## Available records:
* * * * * * *

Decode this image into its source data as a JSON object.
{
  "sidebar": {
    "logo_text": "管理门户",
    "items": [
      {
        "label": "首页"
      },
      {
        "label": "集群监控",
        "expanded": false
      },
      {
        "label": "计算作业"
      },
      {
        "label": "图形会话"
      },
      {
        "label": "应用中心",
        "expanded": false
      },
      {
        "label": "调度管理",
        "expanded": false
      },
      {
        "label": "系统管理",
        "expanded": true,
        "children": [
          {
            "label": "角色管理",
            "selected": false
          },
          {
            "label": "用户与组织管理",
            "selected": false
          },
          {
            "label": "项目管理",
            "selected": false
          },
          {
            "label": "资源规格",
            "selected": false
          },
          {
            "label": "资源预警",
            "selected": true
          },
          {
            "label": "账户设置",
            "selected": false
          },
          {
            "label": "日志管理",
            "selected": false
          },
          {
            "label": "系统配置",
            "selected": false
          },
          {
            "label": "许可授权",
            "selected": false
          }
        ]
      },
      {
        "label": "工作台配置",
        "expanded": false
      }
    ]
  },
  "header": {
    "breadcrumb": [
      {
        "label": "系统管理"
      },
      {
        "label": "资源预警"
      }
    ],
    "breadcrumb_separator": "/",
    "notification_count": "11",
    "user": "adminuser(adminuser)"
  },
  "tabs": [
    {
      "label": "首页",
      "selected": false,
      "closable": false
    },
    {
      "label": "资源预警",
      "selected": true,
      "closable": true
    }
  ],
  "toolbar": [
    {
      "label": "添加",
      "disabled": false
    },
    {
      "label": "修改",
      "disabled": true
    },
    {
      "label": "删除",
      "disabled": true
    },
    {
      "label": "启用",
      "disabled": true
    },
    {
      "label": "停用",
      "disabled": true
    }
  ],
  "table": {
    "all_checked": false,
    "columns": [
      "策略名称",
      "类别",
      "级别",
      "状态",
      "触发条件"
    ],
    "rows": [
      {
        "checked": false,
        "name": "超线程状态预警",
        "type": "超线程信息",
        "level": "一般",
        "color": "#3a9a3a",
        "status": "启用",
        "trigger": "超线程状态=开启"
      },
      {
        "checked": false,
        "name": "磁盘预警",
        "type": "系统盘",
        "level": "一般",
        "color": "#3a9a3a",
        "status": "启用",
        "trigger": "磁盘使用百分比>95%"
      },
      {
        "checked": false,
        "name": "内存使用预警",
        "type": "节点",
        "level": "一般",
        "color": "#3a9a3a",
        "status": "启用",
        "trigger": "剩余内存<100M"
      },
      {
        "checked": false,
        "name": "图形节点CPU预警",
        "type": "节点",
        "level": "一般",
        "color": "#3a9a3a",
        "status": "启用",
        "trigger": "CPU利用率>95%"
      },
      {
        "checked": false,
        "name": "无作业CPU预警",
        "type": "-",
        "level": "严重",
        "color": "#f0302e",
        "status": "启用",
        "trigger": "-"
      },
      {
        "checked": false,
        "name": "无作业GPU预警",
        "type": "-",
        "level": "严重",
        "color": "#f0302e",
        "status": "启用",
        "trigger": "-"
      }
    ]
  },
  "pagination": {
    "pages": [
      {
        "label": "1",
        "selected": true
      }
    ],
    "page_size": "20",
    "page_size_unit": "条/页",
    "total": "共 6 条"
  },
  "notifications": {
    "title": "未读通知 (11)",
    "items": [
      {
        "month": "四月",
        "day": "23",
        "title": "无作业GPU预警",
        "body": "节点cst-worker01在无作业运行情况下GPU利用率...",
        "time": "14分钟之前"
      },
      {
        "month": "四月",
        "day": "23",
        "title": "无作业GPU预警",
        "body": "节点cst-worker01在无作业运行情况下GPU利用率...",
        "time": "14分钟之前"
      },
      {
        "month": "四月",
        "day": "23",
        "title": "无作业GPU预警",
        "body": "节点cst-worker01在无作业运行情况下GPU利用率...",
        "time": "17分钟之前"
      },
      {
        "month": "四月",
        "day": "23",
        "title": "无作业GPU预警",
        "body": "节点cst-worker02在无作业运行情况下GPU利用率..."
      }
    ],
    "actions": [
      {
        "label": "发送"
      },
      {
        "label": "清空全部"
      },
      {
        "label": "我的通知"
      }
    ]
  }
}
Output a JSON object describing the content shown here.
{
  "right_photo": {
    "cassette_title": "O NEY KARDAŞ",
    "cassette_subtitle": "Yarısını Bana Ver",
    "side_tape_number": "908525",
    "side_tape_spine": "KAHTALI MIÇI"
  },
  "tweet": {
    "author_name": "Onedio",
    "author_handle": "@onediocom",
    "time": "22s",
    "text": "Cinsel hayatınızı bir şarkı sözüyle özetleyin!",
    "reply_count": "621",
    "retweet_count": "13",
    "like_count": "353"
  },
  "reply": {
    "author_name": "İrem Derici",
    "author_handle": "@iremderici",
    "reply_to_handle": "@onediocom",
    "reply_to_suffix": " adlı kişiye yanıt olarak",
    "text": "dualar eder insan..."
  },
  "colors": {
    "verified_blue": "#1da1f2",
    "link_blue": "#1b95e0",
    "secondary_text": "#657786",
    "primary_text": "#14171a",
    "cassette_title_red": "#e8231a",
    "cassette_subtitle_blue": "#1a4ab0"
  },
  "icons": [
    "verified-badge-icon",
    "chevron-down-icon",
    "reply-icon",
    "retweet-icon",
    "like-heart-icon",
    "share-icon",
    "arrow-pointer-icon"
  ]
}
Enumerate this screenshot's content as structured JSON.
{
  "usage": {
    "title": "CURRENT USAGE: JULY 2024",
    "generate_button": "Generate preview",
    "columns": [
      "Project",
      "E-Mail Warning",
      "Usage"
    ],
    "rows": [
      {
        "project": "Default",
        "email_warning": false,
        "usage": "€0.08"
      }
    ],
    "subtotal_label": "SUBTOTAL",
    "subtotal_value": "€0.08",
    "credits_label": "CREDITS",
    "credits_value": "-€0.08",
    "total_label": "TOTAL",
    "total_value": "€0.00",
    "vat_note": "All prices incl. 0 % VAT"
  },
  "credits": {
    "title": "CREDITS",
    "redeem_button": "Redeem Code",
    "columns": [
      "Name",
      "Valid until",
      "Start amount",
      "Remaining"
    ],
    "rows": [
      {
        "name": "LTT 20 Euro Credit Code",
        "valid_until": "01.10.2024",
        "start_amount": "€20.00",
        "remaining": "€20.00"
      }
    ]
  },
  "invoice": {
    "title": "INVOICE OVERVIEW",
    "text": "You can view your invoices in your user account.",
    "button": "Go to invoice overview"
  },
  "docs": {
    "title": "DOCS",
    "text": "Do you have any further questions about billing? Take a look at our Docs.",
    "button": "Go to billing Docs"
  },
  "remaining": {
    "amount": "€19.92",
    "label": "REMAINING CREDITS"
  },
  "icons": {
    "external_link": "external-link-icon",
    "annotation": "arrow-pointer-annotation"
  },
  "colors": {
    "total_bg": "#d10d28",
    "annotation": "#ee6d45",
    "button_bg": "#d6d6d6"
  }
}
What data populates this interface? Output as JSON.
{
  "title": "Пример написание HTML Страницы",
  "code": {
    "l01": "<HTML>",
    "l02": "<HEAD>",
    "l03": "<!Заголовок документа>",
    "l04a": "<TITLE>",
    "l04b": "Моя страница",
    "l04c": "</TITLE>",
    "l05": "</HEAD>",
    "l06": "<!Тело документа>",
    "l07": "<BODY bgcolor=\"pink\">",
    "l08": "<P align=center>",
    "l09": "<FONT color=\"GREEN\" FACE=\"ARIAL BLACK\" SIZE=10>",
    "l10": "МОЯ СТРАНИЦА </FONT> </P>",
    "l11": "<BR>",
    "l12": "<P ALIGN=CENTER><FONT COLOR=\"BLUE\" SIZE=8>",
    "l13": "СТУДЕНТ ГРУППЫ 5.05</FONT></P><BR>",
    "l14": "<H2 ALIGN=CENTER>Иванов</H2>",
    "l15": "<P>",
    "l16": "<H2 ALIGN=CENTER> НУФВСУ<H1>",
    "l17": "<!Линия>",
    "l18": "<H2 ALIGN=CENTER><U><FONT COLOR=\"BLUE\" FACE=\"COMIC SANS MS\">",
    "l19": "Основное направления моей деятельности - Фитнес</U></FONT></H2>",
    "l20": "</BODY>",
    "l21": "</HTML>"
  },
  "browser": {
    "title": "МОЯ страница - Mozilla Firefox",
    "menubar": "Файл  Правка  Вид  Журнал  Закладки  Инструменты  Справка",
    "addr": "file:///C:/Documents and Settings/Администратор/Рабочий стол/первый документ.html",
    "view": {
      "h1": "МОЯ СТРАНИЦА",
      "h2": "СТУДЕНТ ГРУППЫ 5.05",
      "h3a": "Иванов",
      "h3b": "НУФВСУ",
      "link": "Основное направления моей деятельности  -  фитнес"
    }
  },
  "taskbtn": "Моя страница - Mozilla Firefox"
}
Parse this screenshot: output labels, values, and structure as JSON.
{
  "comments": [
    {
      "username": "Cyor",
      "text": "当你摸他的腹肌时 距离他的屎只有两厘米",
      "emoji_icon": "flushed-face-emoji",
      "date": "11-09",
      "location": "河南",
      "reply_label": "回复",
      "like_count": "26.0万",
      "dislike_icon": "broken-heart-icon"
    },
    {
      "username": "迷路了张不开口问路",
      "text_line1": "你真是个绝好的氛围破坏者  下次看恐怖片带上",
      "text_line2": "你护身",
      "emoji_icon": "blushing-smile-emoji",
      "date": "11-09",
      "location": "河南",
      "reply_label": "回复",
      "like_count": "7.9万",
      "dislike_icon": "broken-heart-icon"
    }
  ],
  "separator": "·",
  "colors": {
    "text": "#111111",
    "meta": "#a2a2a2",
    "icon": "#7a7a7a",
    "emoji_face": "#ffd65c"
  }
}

* * * * * * *

## Description of the task:
List every line in the records above that contains the word "моей".

## Solution to the problem:
    "l19": "Основное направления моей деятельности - Фитнес</U></FONT></H2>",
      "link": "Основное направления моей деятельности  -  фитнес"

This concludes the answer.